_Direction_
Repeat, exactly and completely, the material that follows. Omit the pictures.

_Supplied records_
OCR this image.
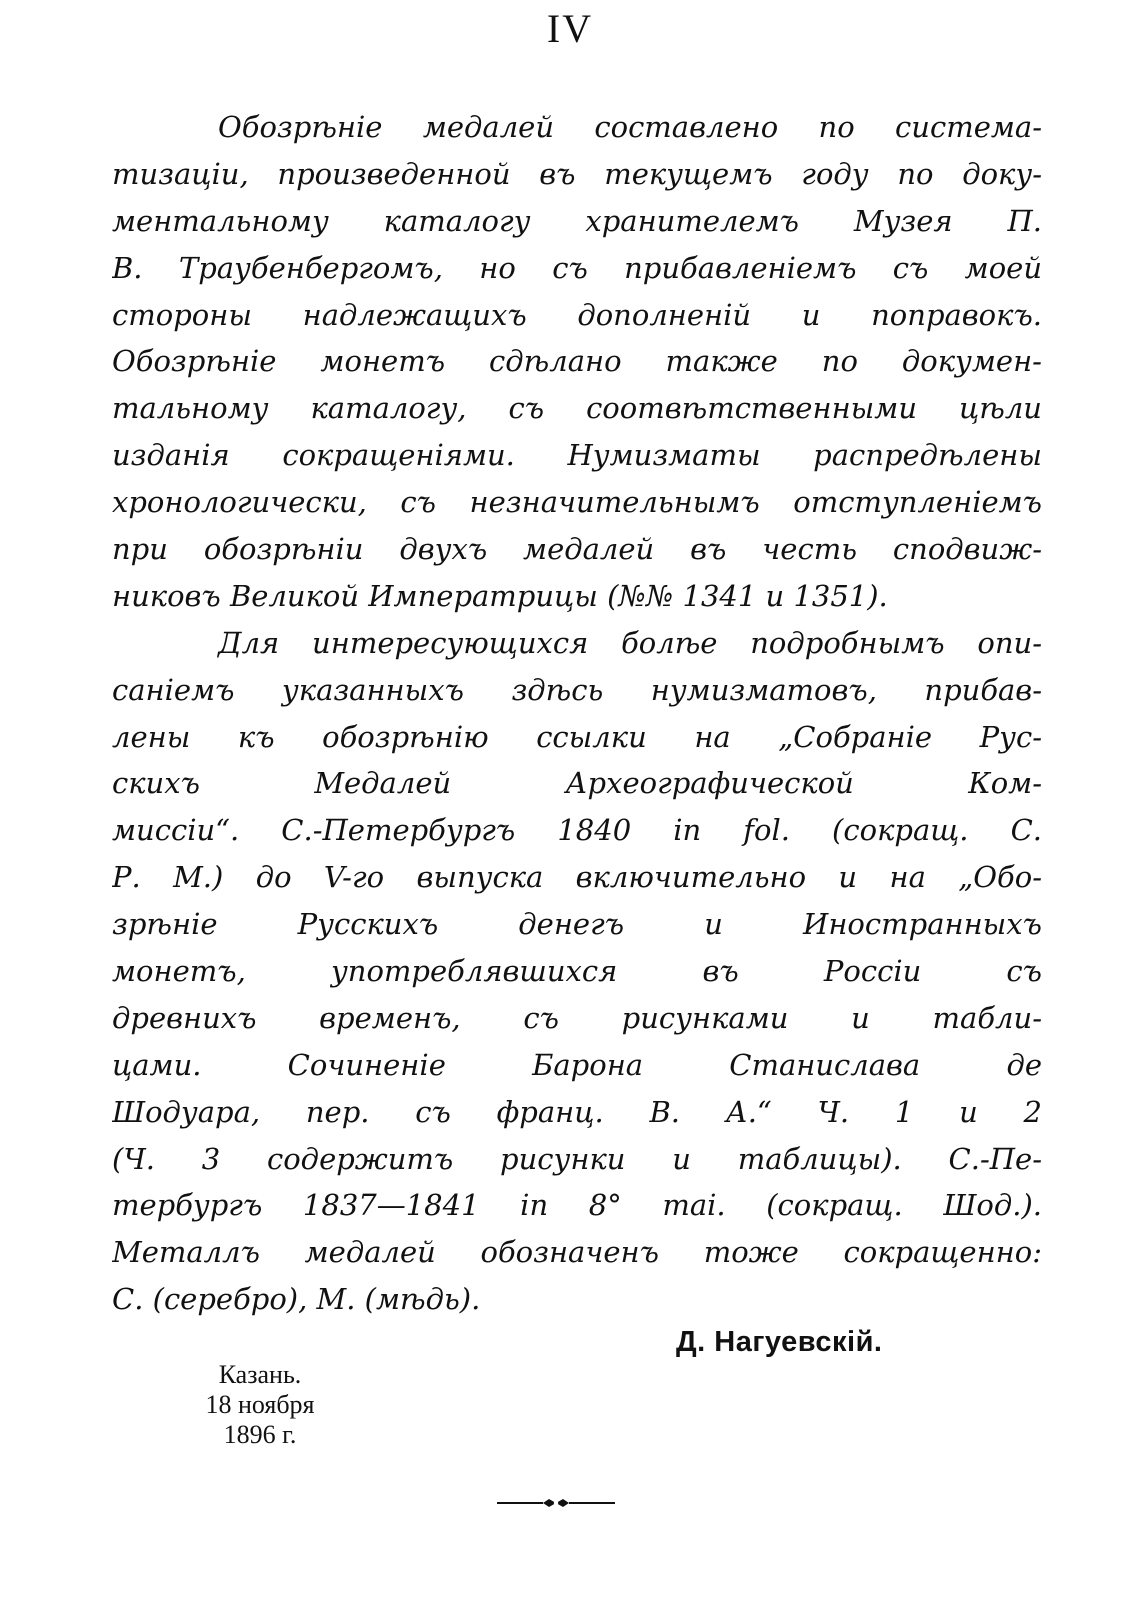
IV
Обозрѣніе медалей составлено по системa-
тизаціи, произведенной въ текущемъ году по доку-
ментальному каталогу хранителемъ Музея П.
В. Траубенбергомъ, но съ прибавленіемъ съ моей
стороны надлежащихъ дополненій и поправокъ.
Обозрѣніе монетъ сдѣлано также по докумен-
тальному каталогу, съ соотвѣтственными цѣли
изданія сокращеніями. Нумизматы распредѣлены
хронологически, съ незначительнымъ отступленіемъ
при обозрѣніи двухъ медалей въ честь сподвиж-
никовъ Великой Императрицы (№№ 1341 и 1351).
Для интересующихся болѣе подробнымъ опи-
саніемъ указанныхъ здѣсь нумизматовъ, прибав-
лены къ обозрѣнію ссылки на „Собраніе Рус-
скихъ Медалей Археографической Ком-
миссіи“. С.-Петербургъ 1840 in fol. (сокращ. С.
Р. М.) до V-го выпуска включительно и на „Обо-
зрѣніе Русскихъ денегъ и Иностранныхъ
монетъ, употреблявшихся въ Россіи съ
древнихъ временъ, съ рисунками и табли-
цами. Сочиненіе Барона Станислава де
Шодуара, пер. съ франц. В. А.“ Ч. 1 и 2
(Ч. 3 содержитъ рисунки и таблицы). С.-Пе-
тербургъ 1837—1841 in 8° mai. (сокращ. Шод.).
Металлъ медалей обозначенъ тоже сокращенно:
С. (серебро), М. (мѣдь).
Д. Нагуевскій.
Казань.
18 ноября
1896 г.
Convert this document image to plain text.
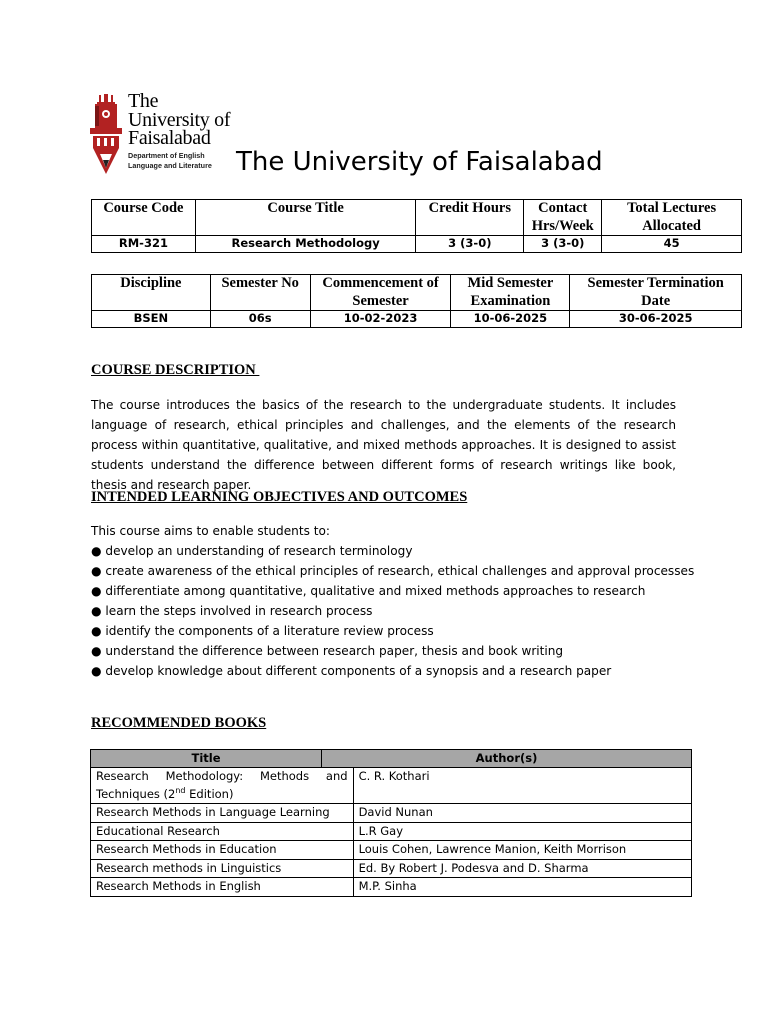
The
University of
Faisalabad
Department of English
Language and Literature The University of Faisalabad
Course Code	Course Title	Credit Hours	Contact Hrs/Week	Total Lectures Allocated
RM-321	Research Methodology	3 (3-0)	3 (3-0)	45
Discipline	Semester No	Commencement of Semester	Mid Semester Examination	Semester Termination Date
BSEN	06s	10-02-2023	10-06-2025	30-06-2025
COURSE DESCRIPTION
The course introduces the basics of the research to the undergraduate students. It includes language of research, ethical principles and challenges, and the elements of the research process within quantitative, qualitative, and mixed methods approaches. It is designed to assist students understand the difference between different forms of research writings like book, thesis and research paper.
INTENDED LEARNING OBJECTIVES AND OUTCOMES
This course aims to enable students to:
● develop an understanding of research terminology
● create awareness of the ethical principles of research, ethical challenges and approval processes
● differentiate among quantitative, qualitative and mixed methods approaches to research
● learn the steps involved in research process
● identify the components of a literature review process
● understand the difference between research paper, thesis and book writing
● develop knowledge about different components of a synopsis and a research paper
RECOMMENDED BOOKS
Title	Author(s)	

Research Methodology: Methods and
Techniques (2nd Edition)		C. R. Kothari
Research Methods in Language Learning		David Nunan
Educational Research		L.R Gay
Research Methods in Education		Louis Cohen, Lawrence Manion, Keith Morrison
Research methods in Linguistics		Ed. By Robert J. Podesva and D. Sharma
Research Methods in English		M.P. Sinha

_Written solution_
OCR this image.
IV
Обозрѣніе медалей составлено по системa-
тизаціи, произведенной въ текущемъ году по доку-
ментальному каталогу хранителемъ Музея П.
В. Траубенбергомъ, но съ прибавленіемъ съ моей
стороны надлежащихъ дополненій и поправокъ.
Обозрѣніе монетъ сдѣлано также по докумен-
тальному каталогу, съ соотвѣтственными цѣли
изданія сокращеніями. Нумизматы распредѣлены
хронологически, съ незначительнымъ отступленіемъ
при обозрѣніи двухъ медалей въ честь сподвиж-
никовъ Великой Императрицы (№№ 1341 и 1351).
Для интересующихся болѣе подробнымъ опи-
саніемъ указанныхъ здѣсь нумизматовъ, прибав-
лены къ обозрѣнію ссылки на „Собраніе Рус-
скихъ Медалей Археографической Ком-
миссіи“. С.-Петербургъ 1840 in fol. (сокращ. С.
Р. М.) до V-го выпуска включительно и на „Обо-
зрѣніе Русскихъ денегъ и Иностранныхъ
монетъ, употреблявшихся въ Россіи съ
древнихъ временъ, съ рисунками и табли-
цами. Сочиненіе Барона Станислава де
Шодуара, пер. съ франц. В. А.“ Ч. 1 и 2
(Ч. 3 содержитъ рисунки и таблицы). С.-Пе-
тербургъ 1837—1841 in 8° mai. (сокращ. Шод.).
Металлъ медалей обозначенъ тоже сокращенно:
С. (серебро), М. (мѣдь).
Д. Нагуевскій.
Казань.
18 ноября
1896 г.
Convert this document image to plain text.
The
University of
Faisalabad
Department of English
Language and Literature The University of Faisalabad
Course Code	Course Title	Credit Hours	Contact Hrs/Week	Total Lectures Allocated
RM-321	Research Methodology	3 (3-0)	3 (3-0)	45
Discipline	Semester No	Commencement of Semester	Mid Semester Examination	Semester Termination Date
BSEN	06s	10-02-2023	10-06-2025	30-06-2025
COURSE DESCRIPTION
The course introduces the basics of the research to the undergraduate students. It includes language of research, ethical principles and challenges, and the elements of the research process within quantitative, qualitative, and mixed methods approaches. It is designed to assist students understand the difference between different forms of research writings like book, thesis and research paper.
INTENDED LEARNING OBJECTIVES AND OUTCOMES
This course aims to enable students to:
● develop an understanding of research terminology
● create awareness of the ethical principles of research, ethical challenges and approval processes
● differentiate among quantitative, qualitative and mixed methods approaches to research
● learn the steps involved in research process
● identify the components of a literature review process
● understand the difference between research paper, thesis and book writing
● develop knowledge about different components of a synopsis and a research paper
RECOMMENDED BOOKS
Title	Author(s)	

Research Methodology: Methods and
Techniques (2nd Edition)		C. R. Kothari
Research Methods in Language Learning		David Nunan
Educational Research		L.R Gay
Research Methods in Education		Louis Cohen, Lawrence Manion, Keith Morrison
Research methods in Linguistics		Ed. By Robert J. Podesva and D. Sharma
Research Methods in English		M.P. Sinha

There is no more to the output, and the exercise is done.